→ **GIVEN DATA**
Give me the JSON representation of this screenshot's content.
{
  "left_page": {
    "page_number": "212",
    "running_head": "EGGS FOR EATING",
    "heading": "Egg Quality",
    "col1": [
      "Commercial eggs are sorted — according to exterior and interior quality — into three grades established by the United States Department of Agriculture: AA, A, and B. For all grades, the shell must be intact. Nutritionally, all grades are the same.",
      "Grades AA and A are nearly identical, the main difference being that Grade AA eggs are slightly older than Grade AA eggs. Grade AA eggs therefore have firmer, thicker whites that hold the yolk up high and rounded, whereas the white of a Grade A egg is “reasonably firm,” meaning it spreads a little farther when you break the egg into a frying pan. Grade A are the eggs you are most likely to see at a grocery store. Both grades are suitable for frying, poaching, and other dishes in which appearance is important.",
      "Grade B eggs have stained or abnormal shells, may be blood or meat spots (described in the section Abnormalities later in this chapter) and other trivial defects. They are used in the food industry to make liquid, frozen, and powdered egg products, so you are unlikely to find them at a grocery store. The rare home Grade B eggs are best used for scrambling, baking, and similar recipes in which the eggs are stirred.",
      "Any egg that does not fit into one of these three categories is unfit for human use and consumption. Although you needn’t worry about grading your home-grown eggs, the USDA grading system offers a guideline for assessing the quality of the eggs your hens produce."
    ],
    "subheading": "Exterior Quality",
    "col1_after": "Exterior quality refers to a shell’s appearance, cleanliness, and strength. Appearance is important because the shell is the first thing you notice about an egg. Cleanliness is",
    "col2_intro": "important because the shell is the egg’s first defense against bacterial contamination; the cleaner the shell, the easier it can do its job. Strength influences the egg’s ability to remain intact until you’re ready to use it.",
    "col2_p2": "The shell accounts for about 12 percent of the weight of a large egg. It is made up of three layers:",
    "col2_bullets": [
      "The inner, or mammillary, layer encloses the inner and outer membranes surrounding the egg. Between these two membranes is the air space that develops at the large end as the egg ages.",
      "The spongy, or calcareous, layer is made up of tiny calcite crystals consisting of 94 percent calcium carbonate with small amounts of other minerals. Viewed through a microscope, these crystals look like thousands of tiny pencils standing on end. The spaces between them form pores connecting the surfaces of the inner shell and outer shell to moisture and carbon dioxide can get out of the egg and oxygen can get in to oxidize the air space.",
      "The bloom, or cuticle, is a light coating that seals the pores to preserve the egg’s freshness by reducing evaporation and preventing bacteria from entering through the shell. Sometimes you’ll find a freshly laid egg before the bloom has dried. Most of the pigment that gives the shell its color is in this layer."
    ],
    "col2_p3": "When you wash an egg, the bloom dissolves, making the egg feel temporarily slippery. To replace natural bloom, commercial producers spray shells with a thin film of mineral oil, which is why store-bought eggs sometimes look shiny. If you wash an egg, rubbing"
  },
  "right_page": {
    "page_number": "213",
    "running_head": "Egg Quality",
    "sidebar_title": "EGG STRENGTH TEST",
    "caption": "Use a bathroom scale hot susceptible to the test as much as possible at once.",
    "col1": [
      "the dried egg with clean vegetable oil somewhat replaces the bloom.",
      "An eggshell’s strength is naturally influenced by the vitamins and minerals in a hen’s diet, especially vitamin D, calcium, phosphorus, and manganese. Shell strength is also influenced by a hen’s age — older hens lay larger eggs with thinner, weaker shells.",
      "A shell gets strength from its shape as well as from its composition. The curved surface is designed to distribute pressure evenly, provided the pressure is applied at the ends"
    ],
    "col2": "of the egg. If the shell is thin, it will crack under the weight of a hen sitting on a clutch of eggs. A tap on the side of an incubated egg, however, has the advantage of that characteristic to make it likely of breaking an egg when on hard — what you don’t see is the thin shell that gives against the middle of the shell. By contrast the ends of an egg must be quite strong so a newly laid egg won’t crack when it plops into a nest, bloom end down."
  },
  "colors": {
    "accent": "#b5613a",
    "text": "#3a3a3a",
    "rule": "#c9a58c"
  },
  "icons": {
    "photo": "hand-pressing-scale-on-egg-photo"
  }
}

→ **WHAT YOU NEED TO DO**
From the listing above, extract every line exactly as it stands.

→ **ANSWER BOX**
Give me the JSON representation of this screenshot's content.
{
  "left_page": {
    "page_number": "212",
    "running_head": "EGGS FOR EATING",
    "heading": "Egg Quality",
    "col1": [
      "Commercial eggs are sorted — according to exterior and interior quality — into three grades established by the United States Department of Agriculture: AA, A, and B. For all grades, the shell must be intact. Nutritionally, all grades are the same.",
      "Grades AA and A are nearly identical, the main difference being that Grade AA eggs are slightly older than Grade AA eggs. Grade AA eggs therefore have firmer, thicker whites that hold the yolk up high and rounded, whereas the white of a Grade A egg is “reasonably firm,” meaning it spreads a little farther when you break the egg into a frying pan. Grade A are the eggs you are most likely to see at a grocery store. Both grades are suitable for frying, poaching, and other dishes in which appearance is important.",
      "Grade B eggs have stained or abnormal shells, may be blood or meat spots (described in the section Abnormalities later in this chapter) and other trivial defects. They are used in the food industry to make liquid, frozen, and powdered egg products, so you are unlikely to find them at a grocery store. The rare home Grade B eggs are best used for scrambling, baking, and similar recipes in which the eggs are stirred.",
      "Any egg that does not fit into one of these three categories is unfit for human use and consumption. Although you needn’t worry about grading your home-grown eggs, the USDA grading system offers a guideline for assessing the quality of the eggs your hens produce."
    ],
    "subheading": "Exterior Quality",
    "col1_after": "Exterior quality refers to a shell’s appearance, cleanliness, and strength. Appearance is important because the shell is the first thing you notice about an egg. Cleanliness is",
    "col2_intro": "important because the shell is the egg’s first defense against bacterial contamination; the cleaner the shell, the easier it can do its job. Strength influences the egg’s ability to remain intact until you’re ready to use it.",
    "col2_p2": "The shell accounts for about 12 percent of the weight of a large egg. It is made up of three layers:",
    "col2_bullets": [
      "The inner, or mammillary, layer encloses the inner and outer membranes surrounding the egg. Between these two membranes is the air space that develops at the large end as the egg ages.",
      "The spongy, or calcareous, layer is made up of tiny calcite crystals consisting of 94 percent calcium carbonate with small amounts of other minerals. Viewed through a microscope, these crystals look like thousands of tiny pencils standing on end. The spaces between them form pores connecting the surfaces of the inner shell and outer shell to moisture and carbon dioxide can get out of the egg and oxygen can get in to oxidize the air space.",
      "The bloom, or cuticle, is a light coating that seals the pores to preserve the egg’s freshness by reducing evaporation and preventing bacteria from entering through the shell. Sometimes you’ll find a freshly laid egg before the bloom has dried. Most of the pigment that gives the shell its color is in this layer."
    ],
    "col2_p3": "When you wash an egg, the bloom dissolves, making the egg feel temporarily slippery. To replace natural bloom, commercial producers spray shells with a thin film of mineral oil, which is why store-bought eggs sometimes look shiny. If you wash an egg, rubbing"
  },
  "right_page": {
    "page_number": "213",
    "running_head": "Egg Quality",
    "sidebar_title": "EGG STRENGTH TEST",
    "caption": "Use a bathroom scale hot susceptible to the test as much as possible at once.",
    "col1": [
      "the dried egg with clean vegetable oil somewhat replaces the bloom.",
      "An eggshell’s strength is naturally influenced by the vitamins and minerals in a hen’s diet, especially vitamin D, calcium, phosphorus, and manganese. Shell strength is also influenced by a hen’s age — older hens lay larger eggs with thinner, weaker shells.",
      "A shell gets strength from its shape as well as from its composition. The curved surface is designed to distribute pressure evenly, provided the pressure is applied at the ends"
    ],
    "col2": "of the egg. If the shell is thin, it will crack under the weight of a hen sitting on a clutch of eggs. A tap on the side of an incubated egg, however, has the advantage of that characteristic to make it likely of breaking an egg when on hard — what you don’t see is the thin shell that gives against the middle of the shell. By contrast the ends of an egg must be quite strong so a newly laid egg won’t crack when it plops into a nest, bloom end down."
  },
  "colors": {
    "accent": "#b5613a",
    "text": "#3a3a3a",
    "rule": "#c9a58c"
  },
  "icons": {
    "photo": "hand-pressing-scale-on-egg-photo"
  }
}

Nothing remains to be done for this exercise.